━━━━━ Stored rows ━━━━━

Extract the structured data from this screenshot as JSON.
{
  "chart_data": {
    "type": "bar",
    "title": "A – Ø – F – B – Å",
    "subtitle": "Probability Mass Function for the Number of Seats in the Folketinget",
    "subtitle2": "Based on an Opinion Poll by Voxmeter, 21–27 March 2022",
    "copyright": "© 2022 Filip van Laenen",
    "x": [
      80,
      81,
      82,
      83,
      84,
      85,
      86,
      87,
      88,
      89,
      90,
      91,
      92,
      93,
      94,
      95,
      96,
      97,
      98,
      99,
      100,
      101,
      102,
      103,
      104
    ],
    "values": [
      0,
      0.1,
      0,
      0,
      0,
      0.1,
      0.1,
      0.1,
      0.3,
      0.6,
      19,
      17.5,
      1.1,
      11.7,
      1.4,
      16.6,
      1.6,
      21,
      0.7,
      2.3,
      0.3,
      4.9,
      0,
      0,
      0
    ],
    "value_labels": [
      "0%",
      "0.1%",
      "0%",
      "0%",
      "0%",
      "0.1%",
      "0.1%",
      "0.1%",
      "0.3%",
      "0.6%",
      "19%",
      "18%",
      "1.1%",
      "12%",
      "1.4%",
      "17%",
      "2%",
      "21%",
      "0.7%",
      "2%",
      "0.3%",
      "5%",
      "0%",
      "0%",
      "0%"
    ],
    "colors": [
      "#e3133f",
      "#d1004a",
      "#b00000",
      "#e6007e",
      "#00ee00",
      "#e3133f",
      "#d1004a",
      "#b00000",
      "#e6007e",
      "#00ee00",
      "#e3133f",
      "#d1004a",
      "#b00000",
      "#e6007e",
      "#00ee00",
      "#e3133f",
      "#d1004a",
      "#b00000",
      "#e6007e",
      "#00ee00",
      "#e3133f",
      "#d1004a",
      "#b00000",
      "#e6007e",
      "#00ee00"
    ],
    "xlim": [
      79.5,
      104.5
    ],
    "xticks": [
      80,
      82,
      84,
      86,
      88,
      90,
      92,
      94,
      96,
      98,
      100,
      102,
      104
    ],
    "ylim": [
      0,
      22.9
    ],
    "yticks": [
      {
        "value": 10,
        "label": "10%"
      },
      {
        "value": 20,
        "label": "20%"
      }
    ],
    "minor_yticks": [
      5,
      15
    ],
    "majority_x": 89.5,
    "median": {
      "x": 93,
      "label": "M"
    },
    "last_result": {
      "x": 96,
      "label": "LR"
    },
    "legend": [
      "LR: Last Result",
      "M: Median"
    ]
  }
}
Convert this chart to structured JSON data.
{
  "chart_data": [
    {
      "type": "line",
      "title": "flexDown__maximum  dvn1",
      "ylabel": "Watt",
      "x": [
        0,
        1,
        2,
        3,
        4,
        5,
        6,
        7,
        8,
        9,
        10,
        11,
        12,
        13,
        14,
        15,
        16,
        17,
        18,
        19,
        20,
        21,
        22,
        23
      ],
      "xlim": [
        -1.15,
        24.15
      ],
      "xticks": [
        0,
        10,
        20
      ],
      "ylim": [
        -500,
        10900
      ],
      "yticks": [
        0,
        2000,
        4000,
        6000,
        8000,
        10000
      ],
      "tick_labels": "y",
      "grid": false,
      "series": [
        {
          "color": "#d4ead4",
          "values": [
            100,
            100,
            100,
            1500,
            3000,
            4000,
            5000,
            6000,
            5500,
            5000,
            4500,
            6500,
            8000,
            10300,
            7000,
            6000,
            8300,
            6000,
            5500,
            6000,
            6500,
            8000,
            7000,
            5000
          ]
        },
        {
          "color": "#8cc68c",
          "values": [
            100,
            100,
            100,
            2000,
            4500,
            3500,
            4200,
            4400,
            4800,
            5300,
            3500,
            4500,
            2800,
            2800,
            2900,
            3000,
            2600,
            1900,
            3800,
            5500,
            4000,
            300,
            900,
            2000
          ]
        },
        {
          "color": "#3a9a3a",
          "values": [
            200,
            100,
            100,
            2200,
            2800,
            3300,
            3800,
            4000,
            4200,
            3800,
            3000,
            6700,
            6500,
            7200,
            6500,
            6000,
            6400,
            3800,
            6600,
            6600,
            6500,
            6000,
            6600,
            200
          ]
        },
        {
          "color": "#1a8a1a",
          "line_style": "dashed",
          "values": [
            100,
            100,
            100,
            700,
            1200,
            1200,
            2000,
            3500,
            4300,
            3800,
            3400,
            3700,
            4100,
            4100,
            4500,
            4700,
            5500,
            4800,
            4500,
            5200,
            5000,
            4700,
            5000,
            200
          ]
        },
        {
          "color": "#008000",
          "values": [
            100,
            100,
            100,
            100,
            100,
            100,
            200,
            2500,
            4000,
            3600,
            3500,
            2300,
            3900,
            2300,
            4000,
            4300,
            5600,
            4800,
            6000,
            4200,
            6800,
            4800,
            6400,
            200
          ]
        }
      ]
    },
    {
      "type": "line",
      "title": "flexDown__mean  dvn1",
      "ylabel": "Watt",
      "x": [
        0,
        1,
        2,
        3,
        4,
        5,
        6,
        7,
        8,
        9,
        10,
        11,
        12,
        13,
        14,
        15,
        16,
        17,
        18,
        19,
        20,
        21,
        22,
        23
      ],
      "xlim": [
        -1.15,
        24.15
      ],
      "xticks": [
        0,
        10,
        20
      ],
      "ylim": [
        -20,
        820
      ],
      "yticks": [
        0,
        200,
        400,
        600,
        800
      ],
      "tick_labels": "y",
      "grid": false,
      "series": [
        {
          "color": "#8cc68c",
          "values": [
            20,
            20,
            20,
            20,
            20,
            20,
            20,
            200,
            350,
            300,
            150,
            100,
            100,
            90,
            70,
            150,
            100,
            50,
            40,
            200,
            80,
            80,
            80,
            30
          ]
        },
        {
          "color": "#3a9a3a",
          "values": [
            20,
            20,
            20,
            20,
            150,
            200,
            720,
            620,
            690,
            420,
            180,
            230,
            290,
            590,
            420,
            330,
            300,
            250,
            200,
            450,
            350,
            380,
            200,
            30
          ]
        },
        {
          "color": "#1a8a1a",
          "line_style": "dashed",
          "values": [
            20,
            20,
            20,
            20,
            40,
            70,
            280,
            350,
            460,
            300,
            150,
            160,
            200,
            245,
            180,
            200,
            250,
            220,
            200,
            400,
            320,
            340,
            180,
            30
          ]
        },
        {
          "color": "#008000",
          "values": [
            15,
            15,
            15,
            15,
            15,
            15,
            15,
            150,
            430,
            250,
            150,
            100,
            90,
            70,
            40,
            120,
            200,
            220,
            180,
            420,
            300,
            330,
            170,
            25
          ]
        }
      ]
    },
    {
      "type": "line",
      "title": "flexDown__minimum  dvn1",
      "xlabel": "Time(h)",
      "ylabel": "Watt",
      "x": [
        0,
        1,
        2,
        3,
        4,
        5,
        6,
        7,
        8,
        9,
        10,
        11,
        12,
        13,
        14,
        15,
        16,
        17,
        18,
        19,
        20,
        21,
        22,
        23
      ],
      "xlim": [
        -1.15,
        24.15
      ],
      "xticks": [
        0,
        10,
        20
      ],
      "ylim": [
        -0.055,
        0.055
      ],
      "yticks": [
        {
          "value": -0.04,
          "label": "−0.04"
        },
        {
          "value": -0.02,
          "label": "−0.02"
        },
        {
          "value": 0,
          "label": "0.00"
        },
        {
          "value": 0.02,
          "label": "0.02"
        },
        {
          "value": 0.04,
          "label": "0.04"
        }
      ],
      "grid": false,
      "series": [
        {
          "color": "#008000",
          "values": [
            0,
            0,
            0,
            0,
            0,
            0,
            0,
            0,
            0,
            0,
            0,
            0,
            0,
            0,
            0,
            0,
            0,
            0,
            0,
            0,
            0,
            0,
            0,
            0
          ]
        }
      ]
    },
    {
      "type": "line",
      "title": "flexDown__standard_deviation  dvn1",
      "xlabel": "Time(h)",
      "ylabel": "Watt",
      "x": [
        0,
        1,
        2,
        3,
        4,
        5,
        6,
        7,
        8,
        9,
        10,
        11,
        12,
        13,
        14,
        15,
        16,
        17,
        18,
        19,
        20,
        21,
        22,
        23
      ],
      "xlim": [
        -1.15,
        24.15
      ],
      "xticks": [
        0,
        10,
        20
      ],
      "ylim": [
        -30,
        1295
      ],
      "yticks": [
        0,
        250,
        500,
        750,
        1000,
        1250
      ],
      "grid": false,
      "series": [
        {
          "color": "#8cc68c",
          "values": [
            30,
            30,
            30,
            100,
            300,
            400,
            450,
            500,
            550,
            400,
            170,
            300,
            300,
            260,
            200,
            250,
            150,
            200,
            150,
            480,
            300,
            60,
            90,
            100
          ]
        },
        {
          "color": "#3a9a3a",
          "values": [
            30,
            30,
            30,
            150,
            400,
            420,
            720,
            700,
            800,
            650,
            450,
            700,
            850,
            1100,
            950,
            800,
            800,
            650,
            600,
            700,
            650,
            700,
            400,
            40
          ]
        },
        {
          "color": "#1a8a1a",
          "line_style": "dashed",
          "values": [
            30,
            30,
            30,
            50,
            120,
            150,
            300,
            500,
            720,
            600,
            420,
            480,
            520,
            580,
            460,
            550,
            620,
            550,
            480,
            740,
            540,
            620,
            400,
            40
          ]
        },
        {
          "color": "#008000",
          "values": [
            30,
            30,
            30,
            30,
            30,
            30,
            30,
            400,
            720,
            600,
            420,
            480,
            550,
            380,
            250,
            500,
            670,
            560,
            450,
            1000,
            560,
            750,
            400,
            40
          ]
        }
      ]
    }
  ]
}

━━━━━

— Set problem —
Which lines above contain "JSON"? Show each of them.

— Task output —
Extract the structured data from this screenshot as JSON.
Convert this chart to structured JSON data.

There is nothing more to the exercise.